**AIM:** Your task is to gather the lines below that hold the string "Sample".

-------- INFORMATION PROVIDED

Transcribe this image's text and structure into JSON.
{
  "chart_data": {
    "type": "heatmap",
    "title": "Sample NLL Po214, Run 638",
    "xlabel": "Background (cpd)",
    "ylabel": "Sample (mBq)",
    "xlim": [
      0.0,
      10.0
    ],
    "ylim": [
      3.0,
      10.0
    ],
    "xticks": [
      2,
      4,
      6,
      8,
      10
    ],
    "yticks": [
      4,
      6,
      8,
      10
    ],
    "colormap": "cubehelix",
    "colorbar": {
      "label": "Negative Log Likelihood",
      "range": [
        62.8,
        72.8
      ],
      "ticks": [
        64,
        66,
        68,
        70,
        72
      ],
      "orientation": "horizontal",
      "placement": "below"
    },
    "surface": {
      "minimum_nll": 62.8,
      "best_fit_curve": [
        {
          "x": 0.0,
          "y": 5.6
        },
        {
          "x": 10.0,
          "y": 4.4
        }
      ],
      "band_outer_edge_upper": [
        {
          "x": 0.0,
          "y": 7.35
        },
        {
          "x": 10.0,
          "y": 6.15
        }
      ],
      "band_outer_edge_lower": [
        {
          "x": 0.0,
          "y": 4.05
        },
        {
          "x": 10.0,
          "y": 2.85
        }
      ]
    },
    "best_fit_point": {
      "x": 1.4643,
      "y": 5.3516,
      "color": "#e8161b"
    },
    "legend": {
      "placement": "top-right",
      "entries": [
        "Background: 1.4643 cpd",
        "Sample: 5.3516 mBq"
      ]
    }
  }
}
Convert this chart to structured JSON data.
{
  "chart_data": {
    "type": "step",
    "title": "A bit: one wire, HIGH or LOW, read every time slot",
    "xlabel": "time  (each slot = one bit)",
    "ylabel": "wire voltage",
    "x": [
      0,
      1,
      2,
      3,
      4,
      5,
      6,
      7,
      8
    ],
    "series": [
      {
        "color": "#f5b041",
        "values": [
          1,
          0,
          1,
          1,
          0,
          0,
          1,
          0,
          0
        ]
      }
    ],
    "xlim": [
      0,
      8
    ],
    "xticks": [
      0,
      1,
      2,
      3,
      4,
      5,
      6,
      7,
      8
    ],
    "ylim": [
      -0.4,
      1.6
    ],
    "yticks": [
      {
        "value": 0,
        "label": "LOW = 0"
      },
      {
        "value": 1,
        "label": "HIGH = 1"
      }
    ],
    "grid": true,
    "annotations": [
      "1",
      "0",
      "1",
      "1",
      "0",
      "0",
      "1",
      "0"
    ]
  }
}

----------------

**TASK ANSWER:**
    "title": "Sample NLL Po214, Run 638",
    "ylabel": "Sample (mBq)",
        "Sample: 5.3516 mBq"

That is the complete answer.